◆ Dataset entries
──────────────────────────────
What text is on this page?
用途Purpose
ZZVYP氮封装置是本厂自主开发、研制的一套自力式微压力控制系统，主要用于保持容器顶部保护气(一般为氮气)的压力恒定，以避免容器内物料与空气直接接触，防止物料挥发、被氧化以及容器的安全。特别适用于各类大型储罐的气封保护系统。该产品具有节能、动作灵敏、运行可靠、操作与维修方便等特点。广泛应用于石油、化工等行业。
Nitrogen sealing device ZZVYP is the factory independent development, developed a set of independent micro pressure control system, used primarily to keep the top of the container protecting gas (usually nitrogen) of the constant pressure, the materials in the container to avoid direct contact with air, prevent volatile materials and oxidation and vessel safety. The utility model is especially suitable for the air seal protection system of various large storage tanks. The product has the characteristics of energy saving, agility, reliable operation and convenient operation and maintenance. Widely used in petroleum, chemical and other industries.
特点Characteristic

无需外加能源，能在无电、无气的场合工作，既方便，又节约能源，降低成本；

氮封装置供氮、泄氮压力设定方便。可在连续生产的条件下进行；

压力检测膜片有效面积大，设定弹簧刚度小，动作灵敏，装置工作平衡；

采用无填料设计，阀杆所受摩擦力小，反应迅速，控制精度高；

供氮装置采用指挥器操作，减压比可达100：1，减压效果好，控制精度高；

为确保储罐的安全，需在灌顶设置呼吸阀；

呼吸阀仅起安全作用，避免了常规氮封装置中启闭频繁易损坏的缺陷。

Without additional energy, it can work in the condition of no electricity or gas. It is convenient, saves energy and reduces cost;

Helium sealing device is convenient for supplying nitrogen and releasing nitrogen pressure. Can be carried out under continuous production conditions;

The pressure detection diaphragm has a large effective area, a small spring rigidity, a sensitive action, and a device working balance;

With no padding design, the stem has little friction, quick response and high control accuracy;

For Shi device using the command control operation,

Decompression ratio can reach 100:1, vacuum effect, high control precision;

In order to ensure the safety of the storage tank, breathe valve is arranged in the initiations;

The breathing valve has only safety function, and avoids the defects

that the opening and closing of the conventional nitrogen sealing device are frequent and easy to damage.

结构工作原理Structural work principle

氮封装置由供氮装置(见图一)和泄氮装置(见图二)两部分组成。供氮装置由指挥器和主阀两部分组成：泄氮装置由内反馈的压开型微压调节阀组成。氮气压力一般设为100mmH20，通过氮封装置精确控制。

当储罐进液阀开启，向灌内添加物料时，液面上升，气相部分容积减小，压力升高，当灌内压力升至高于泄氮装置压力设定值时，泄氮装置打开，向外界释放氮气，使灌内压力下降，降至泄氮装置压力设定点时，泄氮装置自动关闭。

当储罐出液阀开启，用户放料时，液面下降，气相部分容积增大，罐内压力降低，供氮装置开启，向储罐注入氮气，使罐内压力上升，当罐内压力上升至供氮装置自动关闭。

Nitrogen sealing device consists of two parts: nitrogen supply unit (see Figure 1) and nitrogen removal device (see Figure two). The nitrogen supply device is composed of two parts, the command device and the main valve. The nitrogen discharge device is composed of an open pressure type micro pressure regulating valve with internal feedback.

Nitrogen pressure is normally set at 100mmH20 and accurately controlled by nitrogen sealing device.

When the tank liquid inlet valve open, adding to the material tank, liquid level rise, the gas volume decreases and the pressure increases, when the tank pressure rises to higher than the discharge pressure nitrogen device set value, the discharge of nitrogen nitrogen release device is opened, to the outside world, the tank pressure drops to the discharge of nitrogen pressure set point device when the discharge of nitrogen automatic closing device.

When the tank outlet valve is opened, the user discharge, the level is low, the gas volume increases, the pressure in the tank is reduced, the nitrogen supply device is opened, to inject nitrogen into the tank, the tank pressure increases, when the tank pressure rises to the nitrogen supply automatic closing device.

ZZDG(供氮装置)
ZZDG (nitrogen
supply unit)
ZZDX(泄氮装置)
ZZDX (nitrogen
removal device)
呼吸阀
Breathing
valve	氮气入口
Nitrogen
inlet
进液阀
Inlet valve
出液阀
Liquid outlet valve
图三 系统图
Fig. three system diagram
──────────────────────────────
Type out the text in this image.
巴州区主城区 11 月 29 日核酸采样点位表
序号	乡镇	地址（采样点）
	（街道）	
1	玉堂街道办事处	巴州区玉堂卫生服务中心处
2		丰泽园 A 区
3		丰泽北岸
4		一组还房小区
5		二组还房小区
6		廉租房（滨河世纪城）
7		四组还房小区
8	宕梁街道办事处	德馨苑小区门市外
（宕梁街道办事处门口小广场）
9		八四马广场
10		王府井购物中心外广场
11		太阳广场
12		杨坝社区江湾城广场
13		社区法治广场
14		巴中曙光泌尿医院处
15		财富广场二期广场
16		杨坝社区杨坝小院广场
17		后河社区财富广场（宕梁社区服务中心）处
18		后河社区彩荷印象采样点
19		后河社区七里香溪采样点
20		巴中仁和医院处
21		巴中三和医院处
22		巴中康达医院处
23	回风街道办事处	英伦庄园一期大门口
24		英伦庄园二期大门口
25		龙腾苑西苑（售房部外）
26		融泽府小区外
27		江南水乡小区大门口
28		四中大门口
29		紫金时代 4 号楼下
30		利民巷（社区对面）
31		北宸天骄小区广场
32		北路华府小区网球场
──────────────────────────────
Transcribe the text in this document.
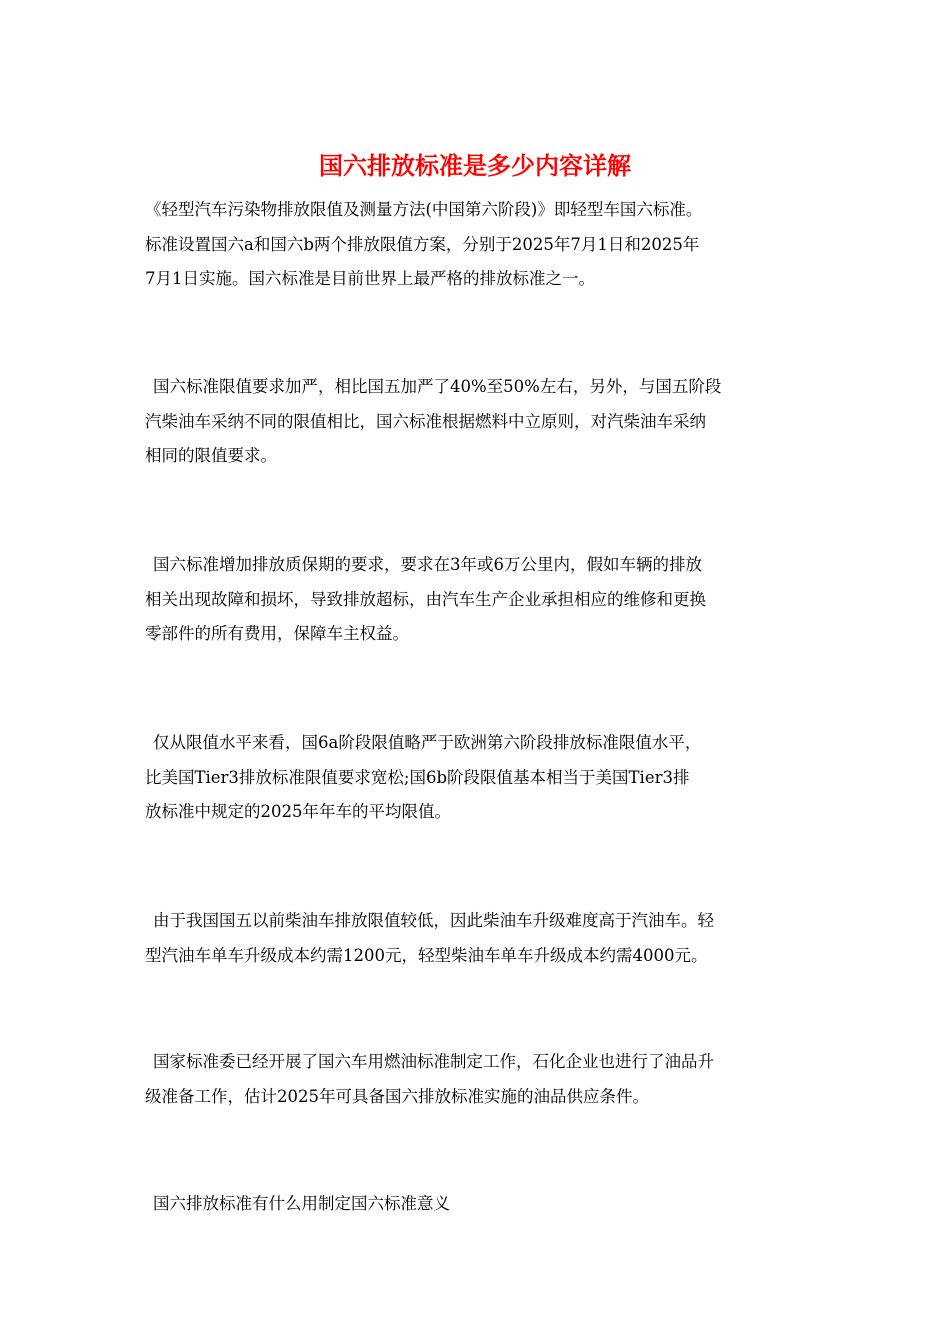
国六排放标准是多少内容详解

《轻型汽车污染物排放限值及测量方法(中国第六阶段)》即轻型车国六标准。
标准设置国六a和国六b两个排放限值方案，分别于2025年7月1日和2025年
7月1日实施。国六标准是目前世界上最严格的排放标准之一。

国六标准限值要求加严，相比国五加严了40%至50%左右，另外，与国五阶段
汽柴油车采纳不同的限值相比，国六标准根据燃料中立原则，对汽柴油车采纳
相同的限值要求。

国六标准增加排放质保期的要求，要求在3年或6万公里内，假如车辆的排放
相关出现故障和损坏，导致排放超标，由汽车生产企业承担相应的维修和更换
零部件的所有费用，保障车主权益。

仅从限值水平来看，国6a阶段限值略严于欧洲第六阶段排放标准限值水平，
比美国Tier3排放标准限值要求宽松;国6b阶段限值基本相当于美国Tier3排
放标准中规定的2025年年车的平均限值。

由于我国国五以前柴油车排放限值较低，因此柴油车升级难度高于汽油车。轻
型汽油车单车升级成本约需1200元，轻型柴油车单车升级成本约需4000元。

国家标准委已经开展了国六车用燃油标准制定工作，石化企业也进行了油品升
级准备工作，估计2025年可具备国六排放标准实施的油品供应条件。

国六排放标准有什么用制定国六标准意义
──────────────────────────────
◆ What to produce
Select every line in the records above that contains the word "When".

◆ Expected answer
When the tank liquid inlet valve open, adding to the material tank, liquid level rise, the gas volume decreases and the pressure increases, when the tank pressure rises to higher than the discharge pressure nitrogen device set value, the discharge of nitrogen nitrogen release device is opened, to the outside world, the tank pressure drops to the discharge of nitrogen pressure set point device when the discharge of nitrogen automatic closing device.
When the tank outlet valve is opened, the user discharge, the level is low, the gas volume increases, the pressure in the tank is reduced, the nitrogen supply device is opened, to inject nitrogen into the tank, the tank pressure increases, when the tank pressure rises to the nitrogen supply automatic closing device.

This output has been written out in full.